Take every line that has the string "action" and copy it out.

Recorded data:
--------------------------------------------------
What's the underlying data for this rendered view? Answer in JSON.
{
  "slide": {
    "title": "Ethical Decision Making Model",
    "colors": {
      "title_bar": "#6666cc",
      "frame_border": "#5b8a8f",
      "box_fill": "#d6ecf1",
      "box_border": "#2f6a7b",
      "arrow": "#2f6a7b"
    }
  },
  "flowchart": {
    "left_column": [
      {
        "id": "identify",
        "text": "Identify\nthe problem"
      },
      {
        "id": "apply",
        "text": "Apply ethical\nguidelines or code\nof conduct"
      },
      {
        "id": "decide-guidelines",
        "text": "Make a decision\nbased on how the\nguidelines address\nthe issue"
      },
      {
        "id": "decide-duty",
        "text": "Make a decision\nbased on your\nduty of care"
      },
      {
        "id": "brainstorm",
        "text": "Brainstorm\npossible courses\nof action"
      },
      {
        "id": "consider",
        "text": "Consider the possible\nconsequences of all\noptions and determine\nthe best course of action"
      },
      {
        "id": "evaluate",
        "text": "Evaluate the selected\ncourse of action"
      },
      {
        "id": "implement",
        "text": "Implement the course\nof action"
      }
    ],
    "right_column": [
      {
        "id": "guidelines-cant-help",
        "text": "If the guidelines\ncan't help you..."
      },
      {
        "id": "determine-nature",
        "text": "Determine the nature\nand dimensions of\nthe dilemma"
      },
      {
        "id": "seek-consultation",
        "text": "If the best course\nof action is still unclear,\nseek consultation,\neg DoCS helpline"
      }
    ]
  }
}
--------------------------------------------------
→ **Task solution**
        "text": "Brainstorm\npossible courses\nof action"
        "text": "Consider the possible\nconsequences of all\noptions and determine\nthe best course of action"
        "text": "Evaluate the selected\ncourse of action"
        "text": "Implement the course\nof action"
        "text": "If the best course\nof action is still unclear,\nseek consultation,\neg DoCS helpline"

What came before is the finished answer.